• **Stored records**
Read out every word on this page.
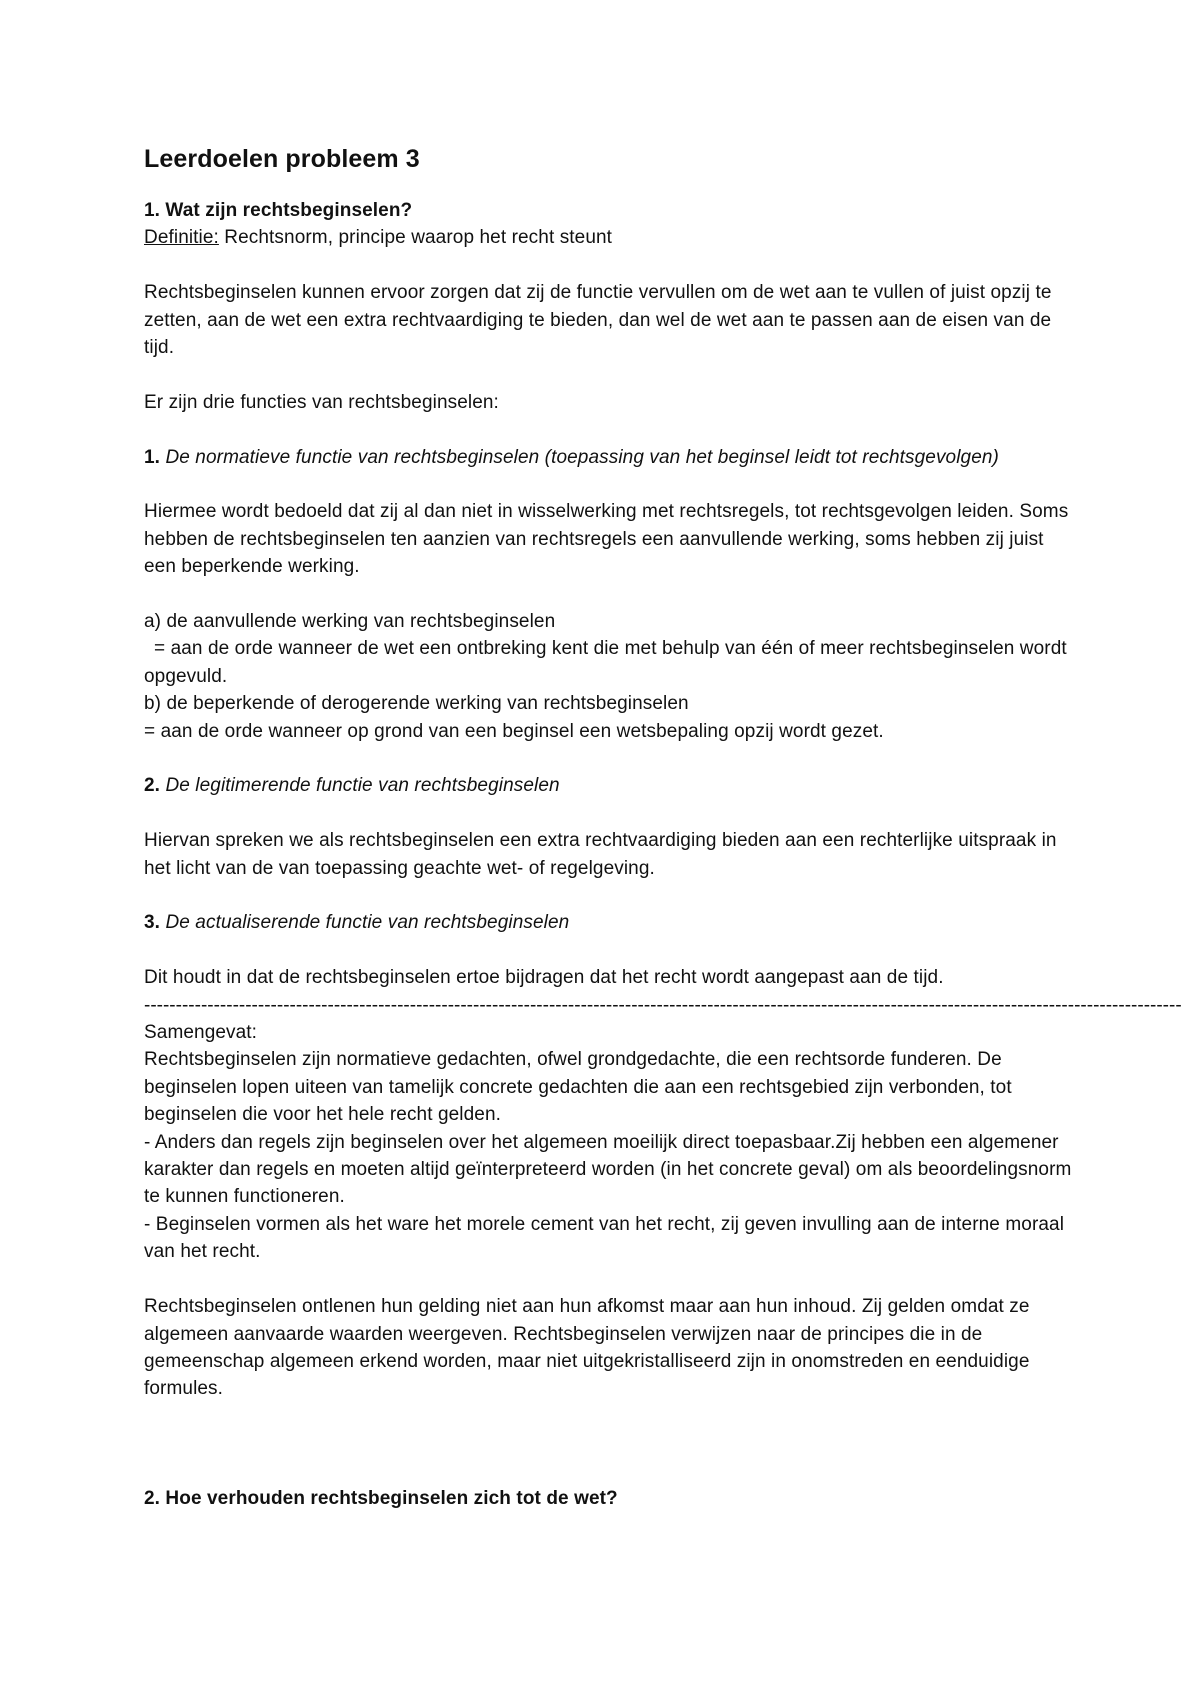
Leerdoelen probleem 3

1. Wat zijn rechtsbeginselen?

Definitie: Rechtsnorm, principe waarop het recht steunt

Rechtsbeginselen kunnen ervoor zorgen dat zij de functie vervullen om de wet aan te vullen of juist opzij te zetten, aan de wet een extra rechtvaardiging te bieden, dan wel de wet aan te passen aan de eisen van de tijd.

Er zijn drie functies van rechtsbeginselen:

1. De normatieve functie van rechtsbeginselen (toepassing van het beginsel leidt tot rechtsgevolgen)

Hiermee wordt bedoeld dat zij al dan niet in wisselwerking met rechtsregels, tot rechtsgevolgen leiden. Soms hebben de rechtsbeginselen ten aanzien van rechtsregels een aanvullende werking, soms hebben zij juist een beperkende werking.

a) de aanvullende werking van rechtsbeginselen

= aan de orde wanneer de wet een ontbreking kent die met behulp van één of meer rechtsbeginselen wordt opgevuld.

b) de beperkende of derogerende werking van rechtsbeginselen

= aan de orde wanneer op grond van een beginsel een wetsbepaling opzij wordt gezet.

2. De legitimerende functie van rechtsbeginselen

Hiervan spreken we als rechtsbeginselen een extra rechtvaardiging bieden aan een rechterlijke uitspraak in het licht van de van toepassing geachte wet- of regelgeving.

3. De actualiserende functie van rechtsbeginselen

Dit houdt in dat de rechtsbeginselen ertoe bijdragen dat het recht wordt aangepast aan de tijd.

--------------------------------------------------------------------------------------------------------------------------------------------------------------------

Samengevat:

Rechtsbeginselen zijn normatieve gedachten, ofwel grondgedachte, die een rechtsorde funderen. De beginselen lopen uiteen van tamelijk concrete gedachten die aan een rechtsgebied zijn verbonden, tot beginselen die voor het hele recht gelden.

- Anders dan regels zijn beginselen over het algemeen moeilijk direct toepasbaar.Zij hebben een algemener karakter dan regels en moeten altijd geïnterpreteerd worden (in het concrete geval) om als beoordelingsnorm te kunnen functioneren.

- Beginselen vormen als het ware het morele cement van het recht, zij geven invulling aan de interne moraal van het recht.

Rechtsbeginselen ontlenen hun gelding niet aan hun afkomst maar aan hun inhoud. Zij gelden omdat ze algemeen aanvaarde waarden weergeven. Rechtsbeginselen verwijzen naar de principes die in de gemeenschap algemeen erkend worden, maar niet uitgekristalliseerd zijn in onomstreden en eenduidige formules.

2. Hoe verhouden rechtsbeginselen zich tot de wet?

• **Stated exercise**
Work out how many lines of the listing above include the word "bieden". Reply with nothing but the count.

• **Reply**
2